Stated problem |
From the data that follows, copy every line holding the string "think".

#### Raw data ####

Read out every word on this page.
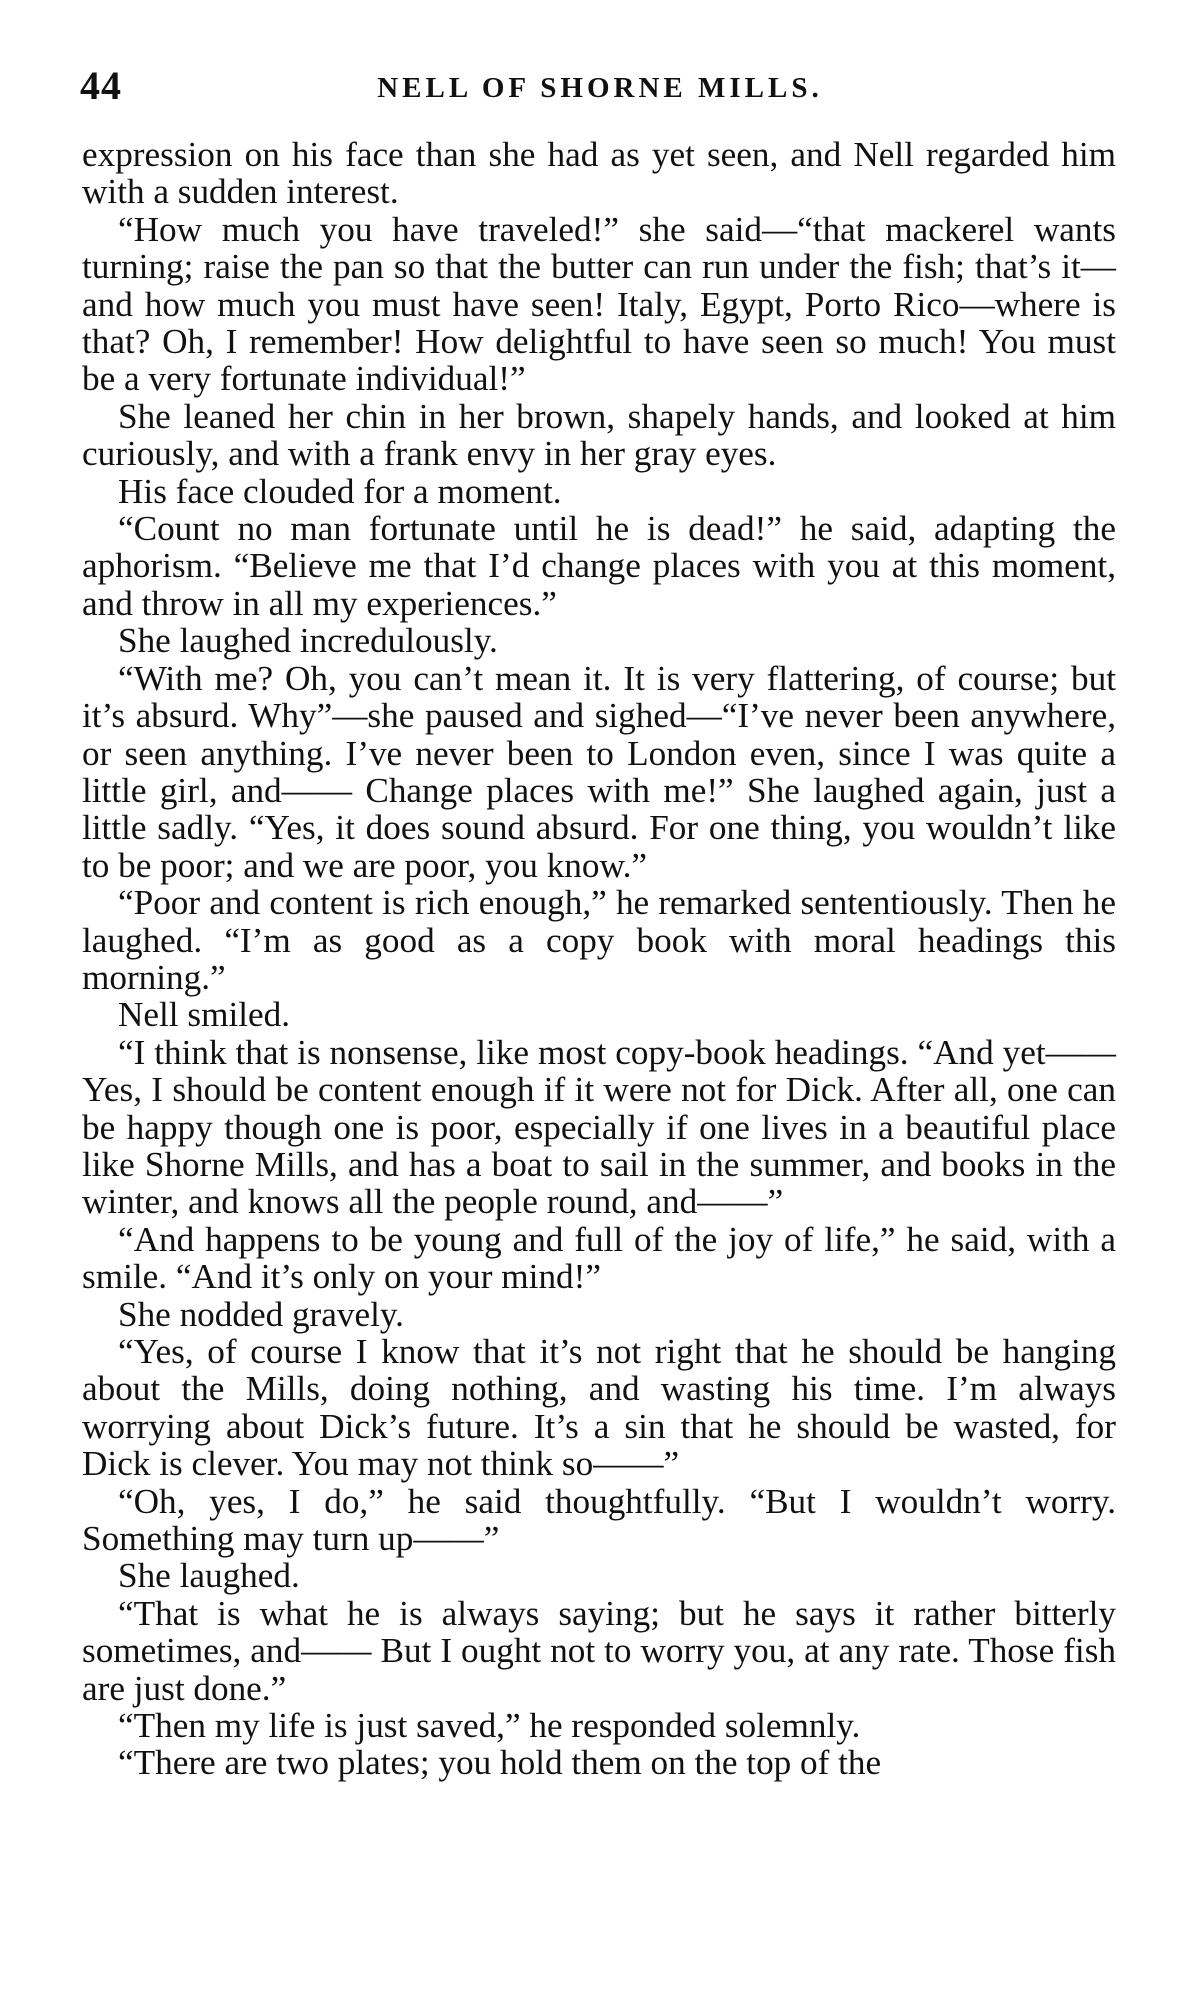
44	NELL OF SHORNE MILLS.

expression on his face than she had as yet seen, and Nell regarded him with a sudden interest.

“How much you have traveled!” she said—“that mackerel wants turning; raise the pan so that the butter can run under the fish; that’s it—and how much you must have seen! Italy, Egypt, Porto Rico—where is that? Oh, I remember! How delightful to have seen so much! You must be a very fortunate individual!”

She leaned her chin in her brown, shapely hands, and looked at him curiously, and with a frank envy in her gray eyes.

His face clouded for a moment.

“Count no man fortunate until he is dead!” he said, adapting the aphorism. “Believe me that I’d change places with you at this moment, and throw in all my experiences.”

She laughed incredulously.

“With me? Oh, you can’t mean it. It is very flattering, of course; but it’s absurd. Why”—she paused and sighed—“I’ve never been anywhere, or seen anything. I’ve never been to London even, since I was quite a little girl, and—— Change places with me!” She laughed again, just a little sadly. “Yes, it does sound absurd. For one thing, you wouldn’t like to be poor; and we are poor, you know.”

“Poor and content is rich enough,” he remarked sententiously. Then he laughed. “I’m as good as a copy book with moral headings this morning.”

Nell smiled.

“I think that is nonsense, like most copy-book headings. “And yet—— Yes, I should be content enough if it were not for Dick. After all, one can be happy though one is poor, especially if one lives in a beautiful place like Shorne Mills, and has a boat to sail in the summer, and books in the winter, and knows all the people round, and——”

“And happens to be young and full of the joy of life,” he said, with a smile. “And it’s only on your mind!”

She nodded gravely.

“Yes, of course I know that it’s not right that he should be hanging about the Mills, doing nothing, and wasting his time. I’m always worrying about Dick’s future. It’s a sin that he should be wasted, for Dick is clever. You may not think so——”

“Oh, yes, I do,” he said thoughtfully. “But I wouldn’t worry. Something may turn up——”

She laughed.

“That is what he is always saying; but he says it rather bitterly sometimes, and—— But I ought not to worry you, at any rate. Those fish are just done.”

“Then my life is just saved,” he responded solemnly.

“There are two plates; you hold them on the top of the
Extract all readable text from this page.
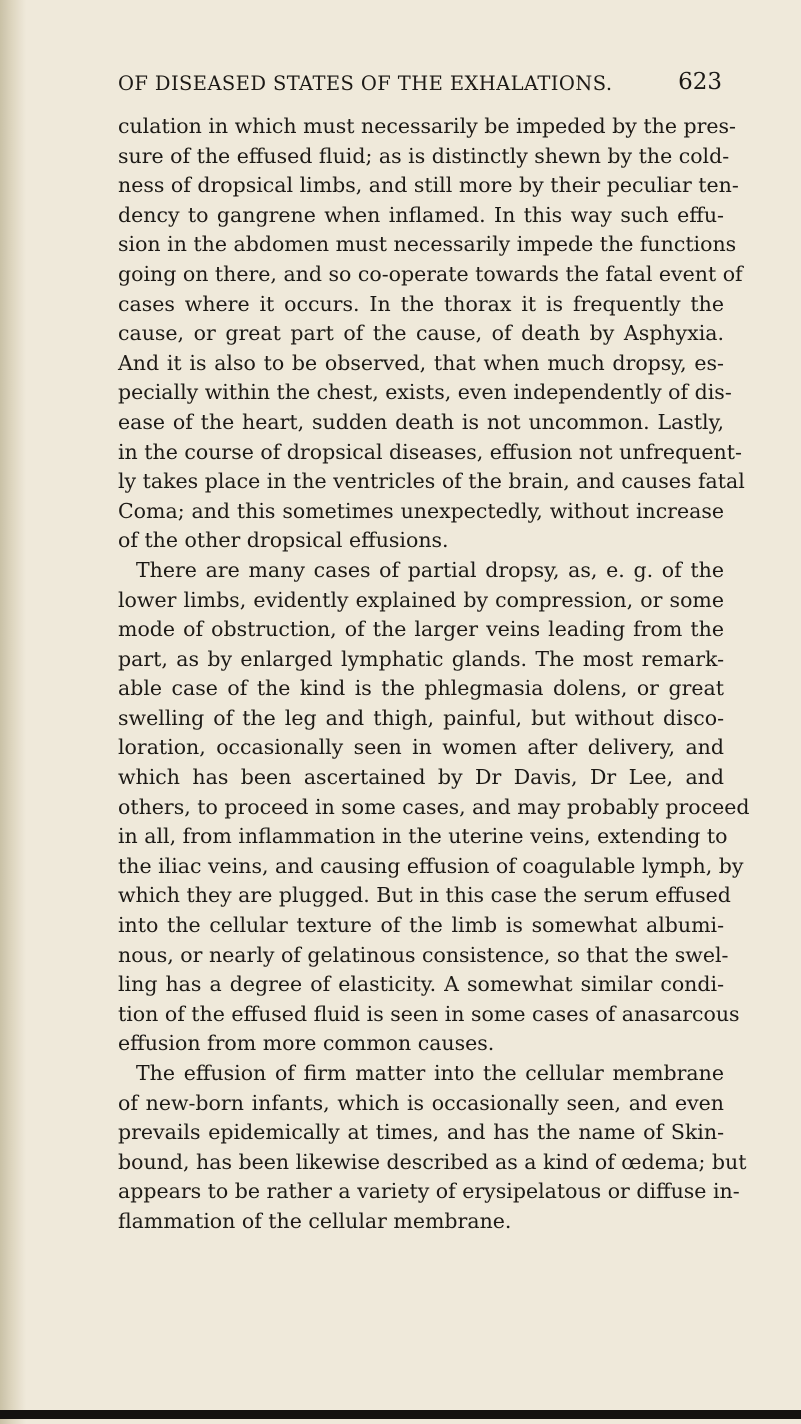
OF DISEASED STATES OF THE EXHALATIONS.	623
culation in which must necessarily be impeded by the pres-
sure of the effused fluid; as is distinctly shewn by the cold-
ness of dropsical limbs, and still more by their peculiar ten-
dency to gangrene when inflamed. In this way such effu-
sion in the abdomen must necessarily impede the functions
going on there, and so co-operate towards the fatal event of
cases where it occurs. In the thorax it is frequently the
cause, or great part of the cause, of death by Asphyxia.
And it is also to be observed, that when much dropsy, es-
pecially within the chest, exists, even independently of dis-
ease of the heart, sudden death is not uncommon. Lastly,
in the course of dropsical diseases, effusion not unfrequent-
ly takes place in the ventricles of the brain, and causes fatal
Coma; and this sometimes unexpectedly, without increase
of the other dropsical effusions.
There are many cases of partial dropsy, as, e. g. of the
lower limbs, evidently explained by compression, or some
mode of obstruction, of the larger veins leading from the
part, as by enlarged lymphatic glands. The most remark-
able case of the kind is the phlegmasia dolens, or great
swelling of the leg and thigh, painful, but without disco-
loration, occasionally seen in women after delivery, and
which has been ascertained by Dr Davis, Dr Lee, and
others, to proceed in some cases, and may probably proceed
in all, from inflammation in the uterine veins, extending to
the iliac veins, and causing effusion of coagulable lymph, by
which they are plugged. But in this case the serum effused
into the cellular texture of the limb is somewhat albumi-
nous, or nearly of gelatinous consistence, so that the swel-
ling has a degree of elasticity. A somewhat similar condi-
tion of the effused fluid is seen in some cases of anasarcous
effusion from more common causes.
The effusion of firm matter into the cellular membrane
of new-born infants, which is occasionally seen, and even
prevails epidemically at times, and has the name of Skin-
bound, has been likewise described as a kind of œdema; but
appears to be rather a variety of erysipelatous or diffuse in-
flammation of the cellular membrane.
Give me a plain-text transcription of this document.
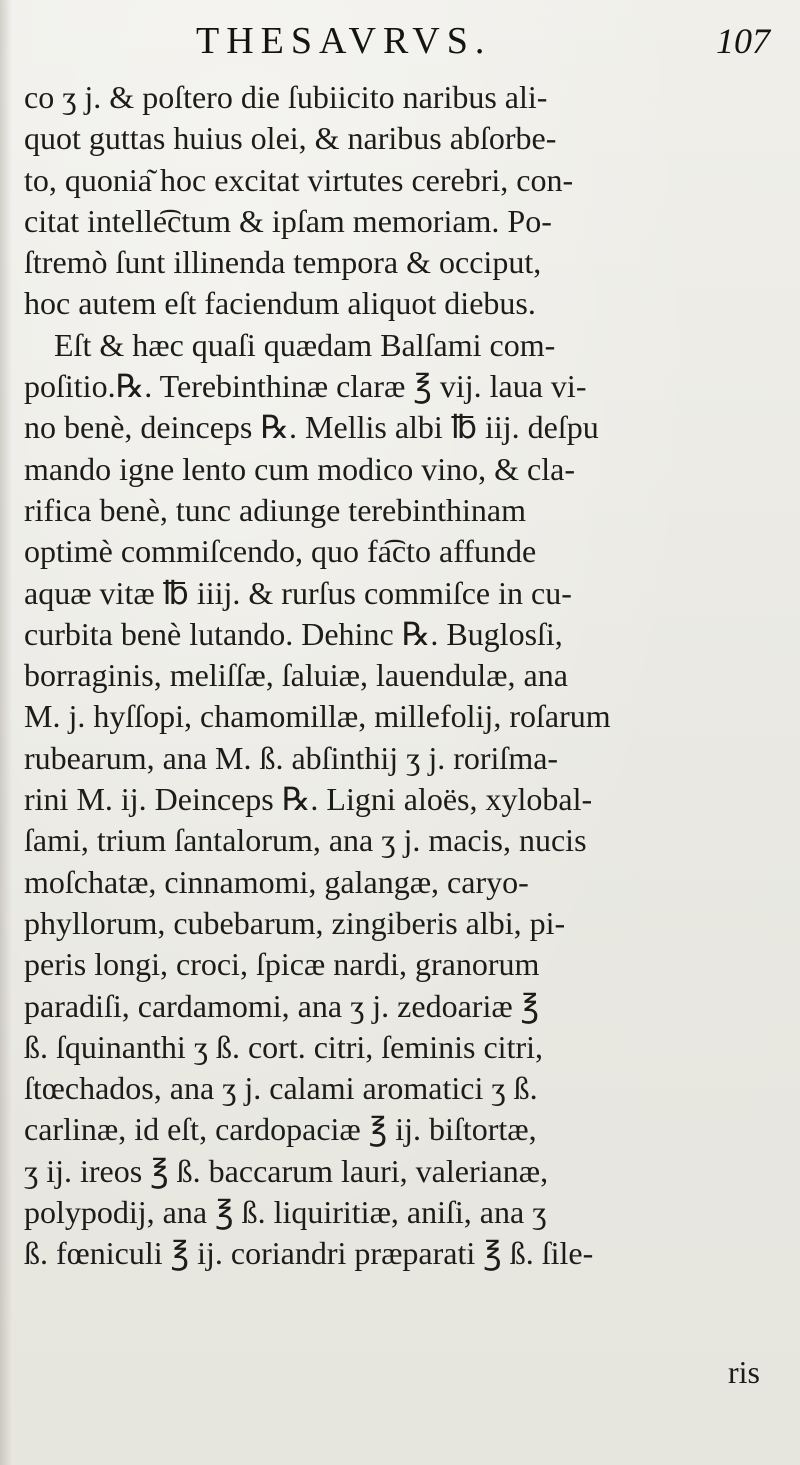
THESAVRVS.	107
co ʒ j. & poſtero die ſubiicito naribus ali-
quot guttas huius olei, & naribus abſorbe-
to, quonia͂ hoc excitat virtutes cerebri, con-
citat intelle͡ctum & ipſam memoriam. Po-
ſtremò ſunt illinenda tempora & occiput,
hoc autem eſt faciendum aliquot diebus.
Eſt & hæc quaſi quædam Balſami com-
poſitio.℞. Terebinthinæ claræ ℥ vij. laua vi-
no benè, deinceps ℞. Mellis albi ℔ iij. deſpu
mando igne lento cum modico vino, & cla-
rifica benè, tunc adiunge terebinthinam
optimè commiſcendo, quo fa͡cto affunde
aquæ vitæ ℔ iiij. & rurſus commiſce in cu-
curbita benè lutando. Dehinc ℞. Buglosſi,
borraginis, meliſſæ, ſaluiæ, lauendulæ, ana
M. j. hyſſopi, chamomillæ, millefolij, roſarum
rubearum, ana M. ß. abſinthij ʒ j. roriſma-
rini M. ij. Deinceps ℞. Ligni aloës, xylobal-
ſami, trium ſantalorum, ana ʒ j. macis, nucis
moſchatæ, cinnamomi, galangæ, caryo-
phyllorum, cubebarum, zingiberis albi, pi-
peris longi, croci, ſpicæ nardi, granorum
paradiſi, cardamomi, ana ʒ j. zedoariæ ℥
ß. ſquinanthi ʒ ß. cort. citri, ſeminis citri,
ſtœchados, ana ʒ j. calami aromatici ʒ ß.
carlinæ, id eſt, cardopaciæ ℥ ij. biſtortæ,
ʒ ij. ireos ℥ ß. baccarum lauri, valerianæ,
polypodij, ana ℥ ß. liquiritiæ, aniſi, ana ʒ
ß. fœniculi ℥ ij. coriandri præparati ℥ ß. ſile-
ris
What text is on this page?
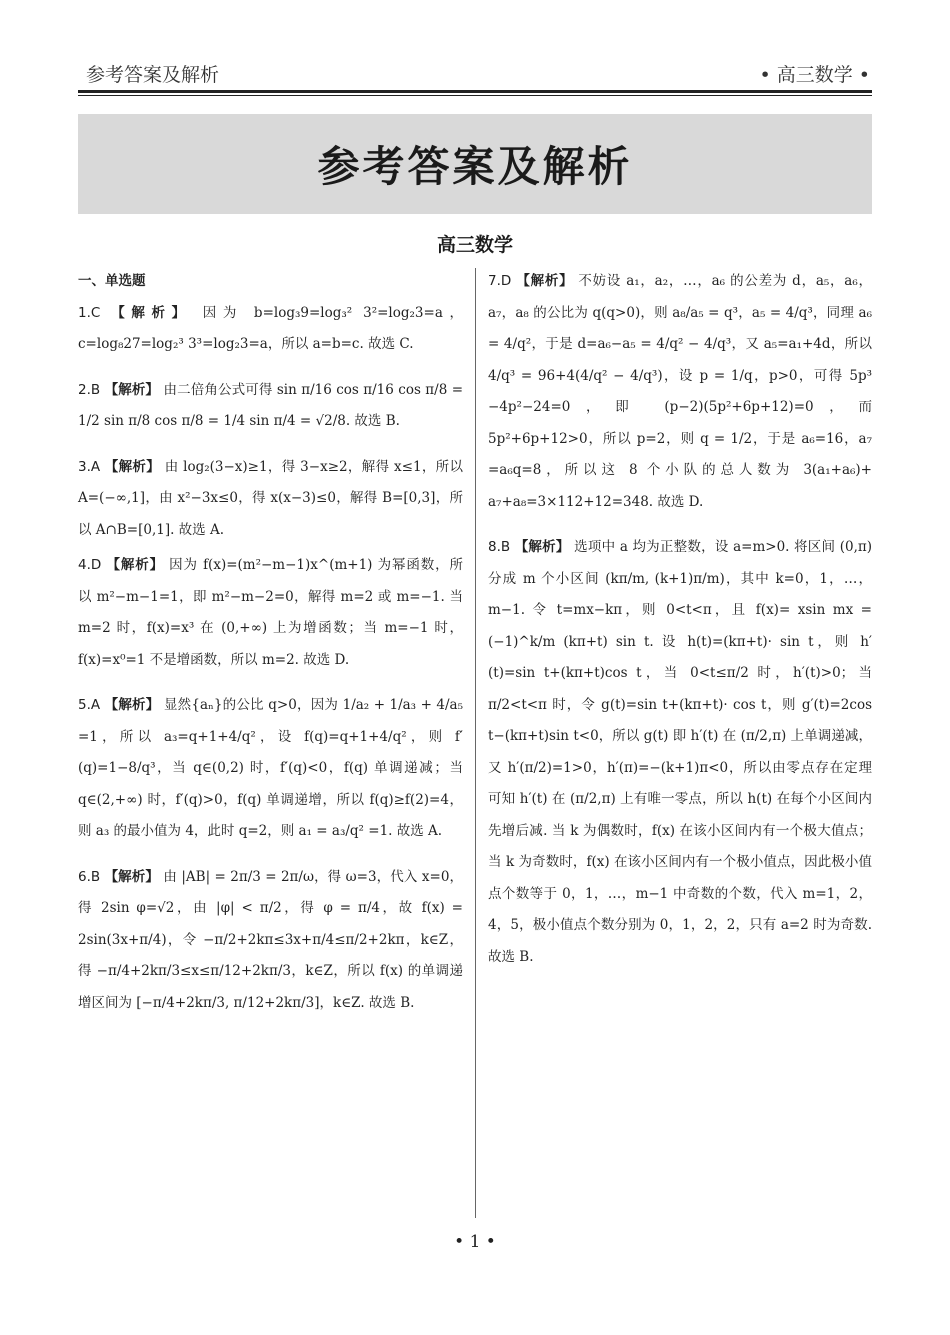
参考答案及解析	• 高三数学 •
参考答案及解析
高三数学
一、单选题

1.C 【解析】 因为 b=log₃9=log₃² 3²=log₂3=a，c=log₈27=log₂³ 3³=log₂3=a，所以 a=b=c. 故选 C.

2.B 【解析】 由二倍角公式可得 sin π/16 cos π/16 cos π/8 = 1/2 sin π/8 cos π/8 = 1/4 sin π/4 = √2/8. 故选 B.

3.A 【解析】 由 log₂(3−x)≥1，得 3−x≥2，解得 x≤1，所以 A=(−∞,1]，由 x²−3x≤0，得 x(x−3)≤0，解得 B=[0,3]，所以 A∩B=[0,1]. 故选 A.

4.D 【解析】 因为 f(x)=(m²−m−1)x^(m+1) 为幂函数，所以 m²−m−1=1，即 m²−m−2=0，解得 m=2 或 m=−1. 当 m=2 时，f(x)=x³ 在 (0,+∞) 上为增函数；当 m=−1 时，f(x)=x⁰=1 不是增函数，所以 m=2. 故选 D.

5.A 【解析】 显然{aₙ}的公比 q>0，因为 1/a₂ + 1/a₃ + 4/a₅ =1，所以 a₃=q+1+4/q²，设 f(q)=q+1+4/q²，则 f′(q)=1−8/q³，当 q∈(0,2) 时，f′(q)<0，f(q) 单调递减；当 q∈(2,+∞) 时，f′(q)>0，f(q) 单调递增，所以 f(q)≥f(2)=4，则 a₃ 的最小值为 4，此时 q=2，则 a₁ = a₃/q² =1. 故选 A.

6.B 【解析】 由 |AB| = 2π/3 = 2π/ω，得 ω=3，代入 x=0，得 2sin φ=√2，由 |φ| < π/2，得 φ = π/4，故 f(x) = 2sin(3x+π/4)，令 −π/2+2kπ≤3x+π/4≤π/2+2kπ，k∈Z，得 −π/4+2kπ/3≤x≤π/12+2kπ/3，k∈Z，所以 f(x) 的单调递增区间为 [−π/4+2kπ/3, π/12+2kπ/3]，k∈Z. 故选 B.

7.D 【解析】 不妨设 a₁，a₂，…，a₆ 的公差为 d，a₅，a₆，a₇，a₈ 的公比为 q(q>0)，则 a₈/a₅ = q³，a₅ = 4/q³，同理 a₆ = 4/q²，于是 d=a₆−a₅ = 4/q² − 4/q³，又 a₅=a₁+4d，所以 4/q³ = 96+4(4/q² − 4/q³)，设 p = 1/q，p>0，可得 5p³ −4p²−24=0，即 (p−2)(5p²+6p+12)=0，而 5p²+6p+12>0，所以 p=2，则 q = 1/2，于是 a₆=16，a₇ =a₆q=8，所以这 8 个小队的总人数为 3(a₁+a₆)+ a₇+a₈=3×112+12=348. 故选 D.

8.B 【解析】 选项中 a 均为正整数，设 a=m>0. 将区间 (0,π) 分成 m 个小区间 (kπ/m, (k+1)π/m)，其中 k=0，1，…，m−1. 令 t=mx−kπ，则 0<t<π，且 f(x)= xsin mx = (−1)^k/m (kπ+t) sin t. 设 h(t)=(kπ+t)· sin t，则 h′(t)=sin t+(kπ+t)cos t，当 0<t≤π/2 时，h′(t)>0；当 π/2<t<π 时，令 g(t)=sin t+(kπ+t)· cos t，则 g′(t)=2cos t−(kπ+t)sin t<0，所以 g(t) 即 h′(t) 在 (π/2,π) 上单调递减，又 h′(π/2)=1>0，h′(π)=−(k+1)π<0，所以由零点存在定理可知 h′(t) 在 (π/2,π) 上有唯一零点，所以 h(t) 在每个小区间内先增后减. 当 k 为偶数时，f(x) 在该小区间内有一个极大值点；当 k 为奇数时，f(x) 在该小区间内有一个极小值点，因此极小值点个数等于 0，1，…，m−1 中奇数的个数，代入 m=1，2，4，5，极小值点个数分别为 0，1，2，2，只有 a=2 时为奇数. 故选 B.

• 1 •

####

Solved problem |
“I think that is nonsense, like most copy-book headings. “And yet—— Yes, I should be content enough if it were not for Dick. After all, one can be happy though one is poor, especially if one lives in a beautiful place like Shorne Mills, and has a boat to sail in the summer, and books in the winter, and knows all the people round, and——”
“Yes, of course I know that it’s not right that he should be hanging about the Mills, doing nothing, and wasting his time. I’m always worrying about Dick’s future. It’s a sin that he should be wasted, for Dick is clever. You may not think so——”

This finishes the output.